▶ _TASK REQUIREMENTS_: In the stretch of data from the start through the line containing "text: Mortality [586,934,680,958]", replace "x-tick-label" with "x-axis-label" and leave everything else unchanged.

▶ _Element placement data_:
☆ ☆ ☆ ☆ ☆
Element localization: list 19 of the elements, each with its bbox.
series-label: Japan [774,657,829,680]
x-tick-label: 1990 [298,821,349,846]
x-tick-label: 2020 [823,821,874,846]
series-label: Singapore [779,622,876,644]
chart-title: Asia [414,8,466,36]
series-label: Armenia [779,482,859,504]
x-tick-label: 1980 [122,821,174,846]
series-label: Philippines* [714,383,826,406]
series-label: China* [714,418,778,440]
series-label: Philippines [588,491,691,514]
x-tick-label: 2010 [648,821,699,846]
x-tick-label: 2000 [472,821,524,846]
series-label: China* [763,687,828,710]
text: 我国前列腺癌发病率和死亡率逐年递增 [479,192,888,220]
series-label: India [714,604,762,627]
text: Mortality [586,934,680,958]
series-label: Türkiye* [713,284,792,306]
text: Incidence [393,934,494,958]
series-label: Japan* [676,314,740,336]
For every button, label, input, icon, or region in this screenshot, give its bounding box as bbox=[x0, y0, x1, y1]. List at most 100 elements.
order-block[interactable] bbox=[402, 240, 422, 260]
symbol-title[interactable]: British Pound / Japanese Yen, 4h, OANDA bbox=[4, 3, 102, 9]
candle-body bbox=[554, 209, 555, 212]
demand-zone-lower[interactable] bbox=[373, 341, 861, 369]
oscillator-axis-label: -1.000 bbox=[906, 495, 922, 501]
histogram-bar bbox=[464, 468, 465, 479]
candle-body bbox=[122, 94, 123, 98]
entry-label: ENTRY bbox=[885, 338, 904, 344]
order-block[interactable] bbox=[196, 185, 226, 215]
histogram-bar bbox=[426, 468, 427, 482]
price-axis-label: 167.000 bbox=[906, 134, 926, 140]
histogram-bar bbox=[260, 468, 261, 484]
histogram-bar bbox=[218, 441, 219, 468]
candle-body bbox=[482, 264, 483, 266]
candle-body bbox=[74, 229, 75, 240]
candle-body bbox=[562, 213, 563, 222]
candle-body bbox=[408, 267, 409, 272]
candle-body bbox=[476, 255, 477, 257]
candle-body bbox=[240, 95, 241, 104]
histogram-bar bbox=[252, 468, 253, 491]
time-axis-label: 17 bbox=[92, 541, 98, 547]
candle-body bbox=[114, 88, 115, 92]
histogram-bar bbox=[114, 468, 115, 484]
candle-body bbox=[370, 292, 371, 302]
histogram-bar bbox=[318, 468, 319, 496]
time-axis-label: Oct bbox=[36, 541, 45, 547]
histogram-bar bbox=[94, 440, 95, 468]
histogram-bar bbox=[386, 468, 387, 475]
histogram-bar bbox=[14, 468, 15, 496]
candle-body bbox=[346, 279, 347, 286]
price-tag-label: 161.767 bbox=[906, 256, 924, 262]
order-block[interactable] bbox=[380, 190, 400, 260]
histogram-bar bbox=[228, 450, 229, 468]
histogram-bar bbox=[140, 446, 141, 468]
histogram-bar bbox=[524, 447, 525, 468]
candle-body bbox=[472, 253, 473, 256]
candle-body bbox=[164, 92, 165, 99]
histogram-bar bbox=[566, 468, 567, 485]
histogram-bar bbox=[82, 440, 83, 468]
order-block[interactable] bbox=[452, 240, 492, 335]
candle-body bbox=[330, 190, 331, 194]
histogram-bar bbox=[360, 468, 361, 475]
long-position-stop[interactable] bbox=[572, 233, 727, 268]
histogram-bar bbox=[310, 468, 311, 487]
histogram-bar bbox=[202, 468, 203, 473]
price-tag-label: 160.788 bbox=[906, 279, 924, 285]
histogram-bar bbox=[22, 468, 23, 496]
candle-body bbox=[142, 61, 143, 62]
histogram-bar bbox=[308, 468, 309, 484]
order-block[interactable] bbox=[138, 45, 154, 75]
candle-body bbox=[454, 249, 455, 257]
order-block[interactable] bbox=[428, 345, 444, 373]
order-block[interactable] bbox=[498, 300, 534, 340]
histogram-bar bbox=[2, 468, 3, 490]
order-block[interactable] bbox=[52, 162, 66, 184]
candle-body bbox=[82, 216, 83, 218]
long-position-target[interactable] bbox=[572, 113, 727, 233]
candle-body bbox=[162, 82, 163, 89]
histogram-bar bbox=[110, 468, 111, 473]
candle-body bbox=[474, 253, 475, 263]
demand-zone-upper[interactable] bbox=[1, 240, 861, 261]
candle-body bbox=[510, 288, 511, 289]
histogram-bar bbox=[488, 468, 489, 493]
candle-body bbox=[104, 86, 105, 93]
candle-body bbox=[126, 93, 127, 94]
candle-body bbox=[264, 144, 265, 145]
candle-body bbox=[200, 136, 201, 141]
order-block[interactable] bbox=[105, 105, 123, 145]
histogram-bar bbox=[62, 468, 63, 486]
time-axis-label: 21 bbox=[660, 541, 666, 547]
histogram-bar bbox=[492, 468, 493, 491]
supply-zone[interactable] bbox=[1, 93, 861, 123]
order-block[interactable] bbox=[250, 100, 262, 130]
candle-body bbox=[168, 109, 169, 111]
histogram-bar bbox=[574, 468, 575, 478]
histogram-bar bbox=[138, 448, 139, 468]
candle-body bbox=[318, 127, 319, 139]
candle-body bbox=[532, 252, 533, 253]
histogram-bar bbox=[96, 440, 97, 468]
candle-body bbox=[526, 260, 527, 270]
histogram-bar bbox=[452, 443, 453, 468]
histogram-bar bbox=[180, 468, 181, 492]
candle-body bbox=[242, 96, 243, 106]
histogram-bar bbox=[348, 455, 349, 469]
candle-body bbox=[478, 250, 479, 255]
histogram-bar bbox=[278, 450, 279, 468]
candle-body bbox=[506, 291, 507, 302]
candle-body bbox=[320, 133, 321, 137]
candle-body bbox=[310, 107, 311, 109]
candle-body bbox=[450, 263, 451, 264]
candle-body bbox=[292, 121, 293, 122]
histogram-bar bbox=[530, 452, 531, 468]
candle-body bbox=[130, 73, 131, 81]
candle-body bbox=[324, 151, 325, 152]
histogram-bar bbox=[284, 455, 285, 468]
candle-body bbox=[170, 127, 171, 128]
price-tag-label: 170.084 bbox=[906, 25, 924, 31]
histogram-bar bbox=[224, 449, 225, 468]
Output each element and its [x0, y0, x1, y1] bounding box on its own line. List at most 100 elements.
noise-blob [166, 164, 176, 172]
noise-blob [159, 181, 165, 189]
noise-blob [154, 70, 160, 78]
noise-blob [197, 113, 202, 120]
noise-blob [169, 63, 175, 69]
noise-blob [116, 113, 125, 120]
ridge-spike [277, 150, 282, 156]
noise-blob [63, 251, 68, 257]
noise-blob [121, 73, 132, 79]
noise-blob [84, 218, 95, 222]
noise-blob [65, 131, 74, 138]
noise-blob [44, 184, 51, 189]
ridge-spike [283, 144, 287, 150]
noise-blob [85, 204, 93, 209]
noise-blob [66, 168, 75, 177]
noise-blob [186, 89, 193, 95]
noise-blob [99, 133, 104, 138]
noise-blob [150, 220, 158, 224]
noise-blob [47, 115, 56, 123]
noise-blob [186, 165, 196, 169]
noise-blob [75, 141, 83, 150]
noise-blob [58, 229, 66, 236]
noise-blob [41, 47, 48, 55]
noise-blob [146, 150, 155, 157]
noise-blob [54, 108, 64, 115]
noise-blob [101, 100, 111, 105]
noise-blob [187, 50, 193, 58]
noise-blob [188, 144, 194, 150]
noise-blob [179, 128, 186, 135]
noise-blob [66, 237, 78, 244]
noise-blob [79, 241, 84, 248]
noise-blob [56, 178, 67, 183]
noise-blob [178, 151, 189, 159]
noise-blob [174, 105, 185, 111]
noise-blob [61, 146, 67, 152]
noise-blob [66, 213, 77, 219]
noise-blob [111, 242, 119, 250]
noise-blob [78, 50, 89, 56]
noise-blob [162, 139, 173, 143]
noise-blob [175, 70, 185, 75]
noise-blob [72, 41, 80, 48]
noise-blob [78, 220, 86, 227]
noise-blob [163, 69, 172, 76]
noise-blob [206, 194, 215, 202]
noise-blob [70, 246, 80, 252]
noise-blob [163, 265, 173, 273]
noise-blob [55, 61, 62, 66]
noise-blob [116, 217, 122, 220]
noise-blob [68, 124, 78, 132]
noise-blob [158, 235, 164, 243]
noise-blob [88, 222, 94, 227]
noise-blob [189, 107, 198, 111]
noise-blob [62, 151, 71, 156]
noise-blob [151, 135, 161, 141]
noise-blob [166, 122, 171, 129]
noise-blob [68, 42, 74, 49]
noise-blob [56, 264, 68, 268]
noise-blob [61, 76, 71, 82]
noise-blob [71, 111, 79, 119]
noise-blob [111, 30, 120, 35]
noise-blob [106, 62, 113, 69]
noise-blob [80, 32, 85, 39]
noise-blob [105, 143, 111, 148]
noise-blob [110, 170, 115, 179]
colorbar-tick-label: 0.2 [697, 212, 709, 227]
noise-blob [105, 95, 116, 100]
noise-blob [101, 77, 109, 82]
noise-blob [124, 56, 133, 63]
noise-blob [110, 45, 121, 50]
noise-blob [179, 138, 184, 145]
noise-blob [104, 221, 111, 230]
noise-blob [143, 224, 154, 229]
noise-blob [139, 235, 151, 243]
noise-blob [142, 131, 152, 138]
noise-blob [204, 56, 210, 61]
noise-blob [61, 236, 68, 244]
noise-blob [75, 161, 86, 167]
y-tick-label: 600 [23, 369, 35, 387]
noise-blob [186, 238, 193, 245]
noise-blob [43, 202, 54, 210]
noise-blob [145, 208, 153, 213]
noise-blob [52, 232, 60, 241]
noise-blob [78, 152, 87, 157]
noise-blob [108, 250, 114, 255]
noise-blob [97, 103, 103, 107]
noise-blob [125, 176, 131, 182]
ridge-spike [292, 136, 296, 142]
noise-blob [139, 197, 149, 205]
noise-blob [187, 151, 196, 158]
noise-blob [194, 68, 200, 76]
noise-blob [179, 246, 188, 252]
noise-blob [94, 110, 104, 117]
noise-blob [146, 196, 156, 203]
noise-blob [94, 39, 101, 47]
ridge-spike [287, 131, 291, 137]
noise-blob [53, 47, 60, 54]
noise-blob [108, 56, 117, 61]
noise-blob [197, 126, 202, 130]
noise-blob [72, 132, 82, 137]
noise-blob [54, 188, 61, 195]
☆ ☆ ☆ ☆ ☆
▶ _SOLVED PROBLEM_:
Element localization: list 19 of the elements, each with its bbox.
series-label: Japan [774,657,829,680]
x-axis-label: 1990 [298,821,349,846]
x-axis-label: 2020 [823,821,874,846]
series-label: Singapore [779,622,876,644]
chart-title: Asia [414,8,466,36]
series-label: Armenia [779,482,859,504]
x-axis-label: 1980 [122,821,174,846]
series-label: Philippines* [714,383,826,406]
series-label: China* [714,418,778,440]
series-label: Philippines [588,491,691,514]
x-axis-label: 2010 [648,821,699,846]
x-axis-label: 2000 [472,821,524,846]
series-label: China* [763,687,828,710]
text: 我国前列腺癌发病率和死亡率逐年递增 [479,192,888,220]
series-label: India [714,604,762,627]
text: Mortality [586,934,680,958]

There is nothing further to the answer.